### Task statement
Each line from the one that contains "What text is on this page?" to the end of the material must be set down exactly, and no line before it.

Some records:
════

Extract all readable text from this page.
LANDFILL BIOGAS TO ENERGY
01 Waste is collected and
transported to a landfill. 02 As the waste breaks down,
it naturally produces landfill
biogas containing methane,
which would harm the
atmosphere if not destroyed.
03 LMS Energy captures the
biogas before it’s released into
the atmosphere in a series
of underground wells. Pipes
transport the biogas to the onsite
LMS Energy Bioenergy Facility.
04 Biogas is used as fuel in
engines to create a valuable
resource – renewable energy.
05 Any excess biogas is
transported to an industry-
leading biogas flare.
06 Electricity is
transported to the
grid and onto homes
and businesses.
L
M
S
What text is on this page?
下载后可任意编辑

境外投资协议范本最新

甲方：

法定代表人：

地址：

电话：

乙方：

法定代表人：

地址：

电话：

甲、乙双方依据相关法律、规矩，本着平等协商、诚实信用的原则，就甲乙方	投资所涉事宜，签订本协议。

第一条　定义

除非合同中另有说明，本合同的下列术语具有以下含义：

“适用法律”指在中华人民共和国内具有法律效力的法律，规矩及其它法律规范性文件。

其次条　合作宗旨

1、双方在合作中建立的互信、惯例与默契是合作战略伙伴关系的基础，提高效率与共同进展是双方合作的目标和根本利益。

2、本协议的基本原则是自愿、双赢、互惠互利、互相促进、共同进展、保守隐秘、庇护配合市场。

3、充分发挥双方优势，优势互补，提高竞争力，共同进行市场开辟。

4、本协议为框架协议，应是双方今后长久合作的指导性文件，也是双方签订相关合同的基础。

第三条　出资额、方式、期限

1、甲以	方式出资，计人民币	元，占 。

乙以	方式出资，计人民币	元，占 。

════

### Expected output
What text is on this page?
下载后可任意编辑

境外投资协议范本最新

甲方：

法定代表人：

地址：

电话：

乙方：

法定代表人：

地址：

电话：

甲、乙双方依据相关法律、规矩，本着平等协商、诚实信用的原则，就甲乙方	投资所涉事宜，签订本协议。

第一条　定义

除非合同中另有说明，本合同的下列术语具有以下含义：

“适用法律”指在中华人民共和国内具有法律效力的法律，规矩及其它法律规范性文件。

其次条　合作宗旨

1、双方在合作中建立的互信、惯例与默契是合作战略伙伴关系的基础，提高效率与共同进展是双方合作的目标和根本利益。

2、本协议的基本原则是自愿、双赢、互惠互利、互相促进、共同进展、保守隐秘、庇护配合市场。

3、充分发挥双方优势，优势互补，提高竞争力，共同进行市场开辟。

4、本协议为框架协议，应是双方今后长久合作的指导性文件，也是双方签订相关合同的基础。

第三条　出资额、方式、期限

1、甲以	方式出资，计人民币	元，占 。

乙以	方式出资，计人民币	元，占 。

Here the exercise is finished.